• [WHAT IS NEEDED]
In the data below, locate each line with the word "Hard" and list it.

• [SUPPLIED MATERIAL]
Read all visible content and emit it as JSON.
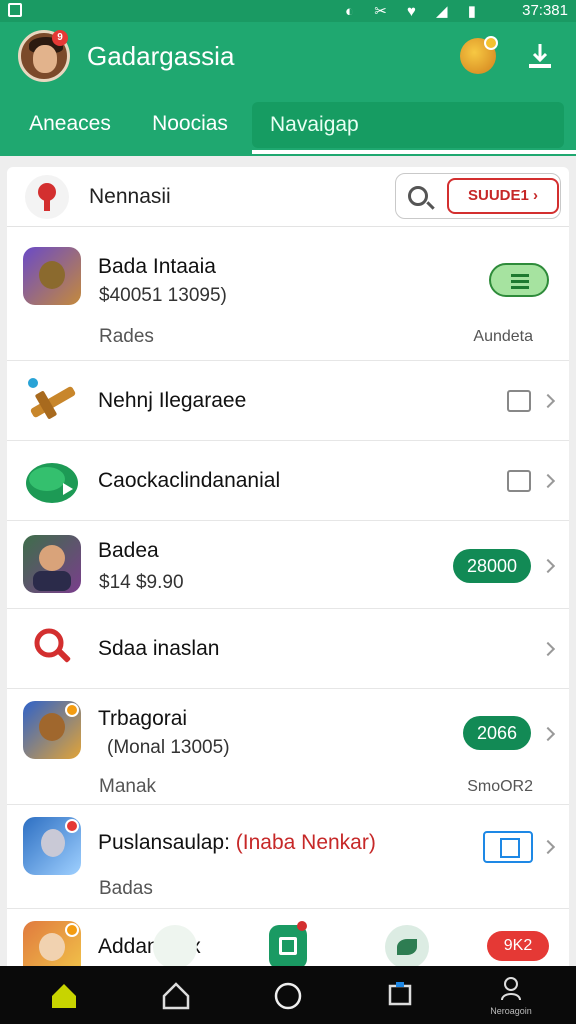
{
  "status_bar": {
    "time": "37:381",
    "icons": "◐ ✂ ♥ ◢ ▮"
  },
  "app": {
    "title": "Gadargassia",
    "avatar_badge": "9"
  },
  "tabs": [
    {
      "label": "Aneaces"
    },
    {
      "label": "Noocias"
    },
    {
      "label": "Navaigap",
      "active": true
    }
  ],
  "search": {
    "title": "Nennasii",
    "button_label": "SUUDE1 ›"
  },
  "list": [
    {
      "name": "Bada Intaaia",
      "sub": "$40051 13095)",
      "meta_left": "Rades",
      "meta_right": "Aundeta",
      "action": "list-toggle"
    },
    {
      "name": "Nehnj Ilegaraee",
      "action": "checkbox"
    },
    {
      "name": "Caockaclindananial",
      "action": "checkbox"
    },
    {
      "name": "Badea",
      "sub": "$14 $9.90",
      "pill": "28000"
    },
    {
      "name": "Sdaa inaslan"
    },
    {
      "name": "Trbagorai",
      "sub": "(Monal 13005)",
      "meta_left": "Manak",
      "meta_right": "SmoOR2",
      "pill": "2066"
    },
    {
      "name": "Puslansaulap:",
      "name_extra": "(Inaba Nenkar)",
      "meta_left": "Badas",
      "action": "external"
    },
    {
      "name": "Addankilox",
      "red_pill": "9K2"
    }
  ],
  "nav": {
    "profile_label": "Neroagoin"
  },
  "colors": {
    "primary": "#1fa870",
    "primary_dark": "#128a55",
    "accent_red": "#d32f2f",
    "link_blue": "#1e88e5"
  }
}
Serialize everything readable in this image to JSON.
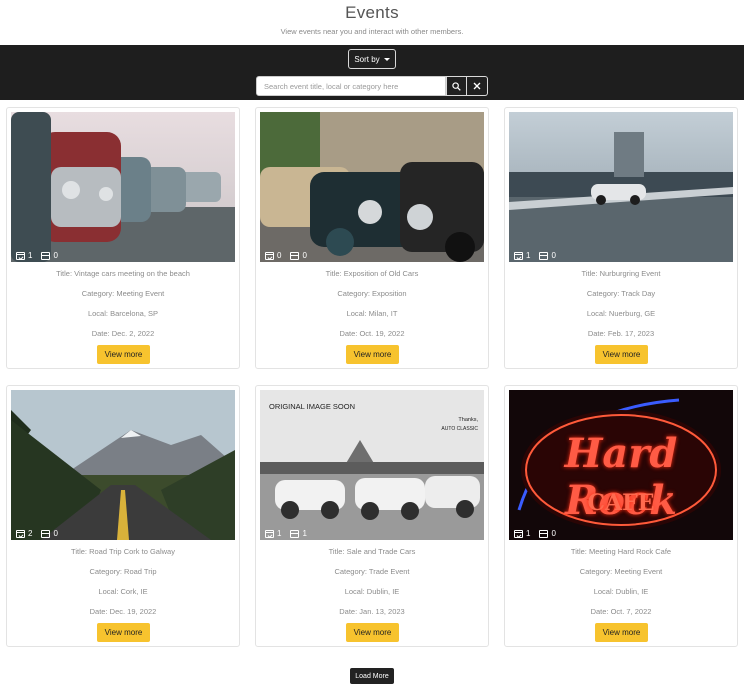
{
  "header": {
    "title": "Events",
    "subtitle": "View events near you and interact with other members."
  },
  "toolbar": {
    "sort_label": "Sort by",
    "search_placeholder": "Search event title, local or category here"
  },
  "events": [
    {
      "title": "Title: Vintage cars meeting on the beach",
      "category": "Category: Meeting Event",
      "local": "Local: Barcelona, SP",
      "date": "Date: Dec. 2, 2022",
      "attending": "1",
      "posts": "0",
      "button": "View more"
    },
    {
      "title": "Title: Exposition of Old Cars",
      "category": "Category: Exposition",
      "local": "Local: Milan, IT",
      "date": "Date: Oct. 19, 2022",
      "attending": "0",
      "posts": "0",
      "button": "View more"
    },
    {
      "title": "Title: Nurburgring Event",
      "category": "Category: Track Day",
      "local": "Local: Nuerburg, GE",
      "date": "Date: Feb. 17, 2023",
      "attending": "1",
      "posts": "0",
      "button": "View more"
    },
    {
      "title": "Title: Road Trip Cork to Galway",
      "category": "Category: Road Trip",
      "local": "Local: Cork, IE",
      "date": "Date: Dec. 19, 2022",
      "attending": "2",
      "posts": "0",
      "button": "View more"
    },
    {
      "title": "Title: Sale and Trade Cars",
      "category": "Category: Trade Event",
      "local": "Local: Dublin, IE",
      "date": "Date: Jan. 13, 2023",
      "attending": "1",
      "posts": "1",
      "button": "View more",
      "image_text": {
        "headline": "ORIGINAL IMAGE SOON",
        "thanks": "Thanks,",
        "brand": "AUTO CLASSIC"
      }
    },
    {
      "title": "Title: Meeting Hard Rock Cafe",
      "category": "Category: Meeting Event",
      "local": "Local: Dublin, IE",
      "date": "Date: Oct. 7, 2022",
      "attending": "1",
      "posts": "0",
      "button": "View more",
      "image_text": {
        "line1": "Hard Rock",
        "line2": "CAFE"
      }
    }
  ],
  "footer": {
    "load_more_label": "Load More"
  }
}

• [RESULT FOR THIS EXERCISE]
      "title": "Title: Meeting Hard Rock Cafe",
        "line1": "Hard Rock",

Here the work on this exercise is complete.